▸ **JOB**: In the entries that follow, find the word "emit" and report each line it is on.

▸ **STORED RECORDS**:
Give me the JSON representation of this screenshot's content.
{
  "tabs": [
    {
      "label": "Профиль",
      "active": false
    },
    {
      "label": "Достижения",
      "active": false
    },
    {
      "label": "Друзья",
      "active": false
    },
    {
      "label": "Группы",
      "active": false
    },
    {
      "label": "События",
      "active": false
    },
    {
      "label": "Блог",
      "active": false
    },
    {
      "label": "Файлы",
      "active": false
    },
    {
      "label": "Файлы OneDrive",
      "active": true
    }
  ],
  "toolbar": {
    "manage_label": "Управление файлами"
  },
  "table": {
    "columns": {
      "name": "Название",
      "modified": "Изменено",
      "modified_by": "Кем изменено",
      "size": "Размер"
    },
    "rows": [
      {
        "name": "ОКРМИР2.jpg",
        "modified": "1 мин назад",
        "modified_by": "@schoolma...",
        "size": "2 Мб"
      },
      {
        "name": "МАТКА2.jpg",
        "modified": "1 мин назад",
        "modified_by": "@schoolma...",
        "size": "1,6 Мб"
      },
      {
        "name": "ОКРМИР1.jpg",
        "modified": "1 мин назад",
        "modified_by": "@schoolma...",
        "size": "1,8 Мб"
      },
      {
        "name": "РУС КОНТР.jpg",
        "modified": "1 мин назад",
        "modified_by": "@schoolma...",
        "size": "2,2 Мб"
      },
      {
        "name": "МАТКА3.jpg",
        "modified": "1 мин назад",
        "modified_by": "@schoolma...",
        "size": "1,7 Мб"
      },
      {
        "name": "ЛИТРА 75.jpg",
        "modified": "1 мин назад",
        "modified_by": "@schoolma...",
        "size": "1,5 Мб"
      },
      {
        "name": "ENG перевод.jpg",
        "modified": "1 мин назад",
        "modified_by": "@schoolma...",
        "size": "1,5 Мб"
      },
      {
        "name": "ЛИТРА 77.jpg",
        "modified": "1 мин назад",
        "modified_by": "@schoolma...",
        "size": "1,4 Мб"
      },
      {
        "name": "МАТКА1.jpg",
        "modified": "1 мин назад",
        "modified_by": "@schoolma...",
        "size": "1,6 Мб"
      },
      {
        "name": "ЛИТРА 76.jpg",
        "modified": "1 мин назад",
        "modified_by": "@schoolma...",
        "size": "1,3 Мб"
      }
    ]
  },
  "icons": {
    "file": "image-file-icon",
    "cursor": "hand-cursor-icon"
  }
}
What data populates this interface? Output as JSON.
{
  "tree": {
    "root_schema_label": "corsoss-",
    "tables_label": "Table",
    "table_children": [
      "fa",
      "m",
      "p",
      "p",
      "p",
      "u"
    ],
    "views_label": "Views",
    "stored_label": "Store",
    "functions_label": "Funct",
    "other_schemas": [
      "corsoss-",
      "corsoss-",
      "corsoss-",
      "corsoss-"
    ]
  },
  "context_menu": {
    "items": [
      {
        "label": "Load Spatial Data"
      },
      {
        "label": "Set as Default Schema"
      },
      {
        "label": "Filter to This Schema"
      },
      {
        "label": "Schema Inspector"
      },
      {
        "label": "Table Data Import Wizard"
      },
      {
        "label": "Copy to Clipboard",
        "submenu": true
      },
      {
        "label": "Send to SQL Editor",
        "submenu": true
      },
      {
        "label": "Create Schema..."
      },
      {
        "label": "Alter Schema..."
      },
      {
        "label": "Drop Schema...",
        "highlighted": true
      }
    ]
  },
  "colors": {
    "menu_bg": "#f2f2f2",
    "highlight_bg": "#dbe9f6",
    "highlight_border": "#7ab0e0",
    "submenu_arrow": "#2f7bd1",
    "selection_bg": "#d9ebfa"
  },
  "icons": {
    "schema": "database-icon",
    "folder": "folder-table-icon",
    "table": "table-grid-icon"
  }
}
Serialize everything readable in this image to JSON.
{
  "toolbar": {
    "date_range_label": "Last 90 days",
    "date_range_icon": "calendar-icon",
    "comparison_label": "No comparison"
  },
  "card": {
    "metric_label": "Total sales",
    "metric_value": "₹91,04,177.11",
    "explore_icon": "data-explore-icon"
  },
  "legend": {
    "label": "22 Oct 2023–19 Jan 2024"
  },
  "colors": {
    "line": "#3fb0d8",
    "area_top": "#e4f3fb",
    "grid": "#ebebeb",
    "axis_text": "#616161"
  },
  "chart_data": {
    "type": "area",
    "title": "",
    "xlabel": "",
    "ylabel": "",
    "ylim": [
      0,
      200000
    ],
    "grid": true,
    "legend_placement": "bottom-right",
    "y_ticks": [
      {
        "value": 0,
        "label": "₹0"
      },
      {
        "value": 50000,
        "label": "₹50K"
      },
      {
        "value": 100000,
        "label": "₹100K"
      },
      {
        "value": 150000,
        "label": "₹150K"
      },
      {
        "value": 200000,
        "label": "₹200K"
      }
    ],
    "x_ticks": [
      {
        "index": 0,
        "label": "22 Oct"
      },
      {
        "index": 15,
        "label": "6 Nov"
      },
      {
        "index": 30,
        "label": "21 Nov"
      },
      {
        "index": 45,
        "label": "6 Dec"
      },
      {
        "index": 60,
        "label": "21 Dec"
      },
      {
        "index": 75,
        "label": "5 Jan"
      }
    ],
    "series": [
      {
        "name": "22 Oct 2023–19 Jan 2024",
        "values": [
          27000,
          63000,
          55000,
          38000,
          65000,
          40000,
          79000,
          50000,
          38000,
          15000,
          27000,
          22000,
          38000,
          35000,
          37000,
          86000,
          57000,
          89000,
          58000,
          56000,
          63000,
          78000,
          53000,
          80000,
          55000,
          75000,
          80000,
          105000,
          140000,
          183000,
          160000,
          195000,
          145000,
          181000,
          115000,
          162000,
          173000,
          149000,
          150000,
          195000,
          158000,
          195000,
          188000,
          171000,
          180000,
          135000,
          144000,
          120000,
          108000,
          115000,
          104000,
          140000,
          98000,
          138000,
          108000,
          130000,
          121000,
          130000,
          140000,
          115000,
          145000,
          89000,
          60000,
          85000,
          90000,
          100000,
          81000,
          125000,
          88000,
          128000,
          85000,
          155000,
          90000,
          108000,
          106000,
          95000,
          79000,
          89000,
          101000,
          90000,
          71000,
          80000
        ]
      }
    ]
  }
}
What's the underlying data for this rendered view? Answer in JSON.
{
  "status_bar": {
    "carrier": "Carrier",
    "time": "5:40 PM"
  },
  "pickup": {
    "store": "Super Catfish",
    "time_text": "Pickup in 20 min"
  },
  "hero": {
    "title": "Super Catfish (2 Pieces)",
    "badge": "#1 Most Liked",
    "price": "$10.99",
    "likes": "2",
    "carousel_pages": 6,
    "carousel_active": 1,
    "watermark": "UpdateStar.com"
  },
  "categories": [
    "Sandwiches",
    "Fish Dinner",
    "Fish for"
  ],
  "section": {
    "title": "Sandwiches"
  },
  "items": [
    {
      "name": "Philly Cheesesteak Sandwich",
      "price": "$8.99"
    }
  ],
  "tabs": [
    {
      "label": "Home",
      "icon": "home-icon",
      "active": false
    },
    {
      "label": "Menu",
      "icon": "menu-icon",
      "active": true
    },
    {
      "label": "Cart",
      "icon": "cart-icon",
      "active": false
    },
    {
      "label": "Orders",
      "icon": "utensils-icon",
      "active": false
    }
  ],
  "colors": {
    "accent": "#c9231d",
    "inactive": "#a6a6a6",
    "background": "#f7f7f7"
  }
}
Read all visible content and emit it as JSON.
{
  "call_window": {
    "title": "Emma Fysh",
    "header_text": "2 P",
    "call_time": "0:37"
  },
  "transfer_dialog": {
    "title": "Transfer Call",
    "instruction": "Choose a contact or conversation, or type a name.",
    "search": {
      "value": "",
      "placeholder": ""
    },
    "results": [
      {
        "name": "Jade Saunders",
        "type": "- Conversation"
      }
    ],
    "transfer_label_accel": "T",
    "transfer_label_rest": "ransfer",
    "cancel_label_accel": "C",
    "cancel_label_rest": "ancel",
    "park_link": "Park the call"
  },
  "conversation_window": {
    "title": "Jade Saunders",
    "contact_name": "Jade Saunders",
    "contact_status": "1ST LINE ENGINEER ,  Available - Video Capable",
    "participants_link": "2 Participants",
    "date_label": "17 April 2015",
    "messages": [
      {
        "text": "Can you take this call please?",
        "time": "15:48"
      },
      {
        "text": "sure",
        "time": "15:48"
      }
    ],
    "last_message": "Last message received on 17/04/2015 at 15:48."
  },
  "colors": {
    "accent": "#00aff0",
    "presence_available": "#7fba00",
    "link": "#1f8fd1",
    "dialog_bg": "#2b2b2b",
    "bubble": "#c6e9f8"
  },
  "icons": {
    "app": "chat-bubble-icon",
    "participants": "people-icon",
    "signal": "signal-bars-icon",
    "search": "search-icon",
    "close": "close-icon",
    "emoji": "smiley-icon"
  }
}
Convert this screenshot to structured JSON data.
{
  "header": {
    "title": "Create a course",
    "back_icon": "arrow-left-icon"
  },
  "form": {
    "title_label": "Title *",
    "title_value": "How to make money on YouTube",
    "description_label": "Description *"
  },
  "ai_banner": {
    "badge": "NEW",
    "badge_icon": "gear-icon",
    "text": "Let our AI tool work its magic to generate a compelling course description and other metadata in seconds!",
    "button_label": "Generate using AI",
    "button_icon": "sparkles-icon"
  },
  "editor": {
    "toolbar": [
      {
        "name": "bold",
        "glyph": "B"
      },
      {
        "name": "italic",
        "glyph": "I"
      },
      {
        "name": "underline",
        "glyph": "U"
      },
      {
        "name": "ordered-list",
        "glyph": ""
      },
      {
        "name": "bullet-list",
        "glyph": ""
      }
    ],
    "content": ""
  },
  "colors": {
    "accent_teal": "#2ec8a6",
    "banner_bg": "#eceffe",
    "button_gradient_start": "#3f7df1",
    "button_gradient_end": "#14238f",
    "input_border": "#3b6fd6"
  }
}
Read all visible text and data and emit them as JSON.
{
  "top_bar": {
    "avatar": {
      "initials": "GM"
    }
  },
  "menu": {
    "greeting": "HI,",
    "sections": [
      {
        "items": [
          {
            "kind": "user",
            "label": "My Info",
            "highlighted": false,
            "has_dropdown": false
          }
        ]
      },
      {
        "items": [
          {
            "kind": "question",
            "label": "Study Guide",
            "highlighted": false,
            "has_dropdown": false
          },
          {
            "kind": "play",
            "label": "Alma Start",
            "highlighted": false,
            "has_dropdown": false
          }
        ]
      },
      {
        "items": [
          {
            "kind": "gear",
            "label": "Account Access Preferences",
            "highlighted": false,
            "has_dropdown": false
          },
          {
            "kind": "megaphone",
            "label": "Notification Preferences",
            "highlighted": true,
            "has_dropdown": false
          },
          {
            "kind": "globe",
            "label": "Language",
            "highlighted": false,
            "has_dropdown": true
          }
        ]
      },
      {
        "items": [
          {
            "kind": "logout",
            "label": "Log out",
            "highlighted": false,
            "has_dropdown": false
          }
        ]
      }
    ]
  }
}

▸ **THE REPLY**:
Read all visible content and emit it as JSON.
Read all visible text and data and emit them as JSON.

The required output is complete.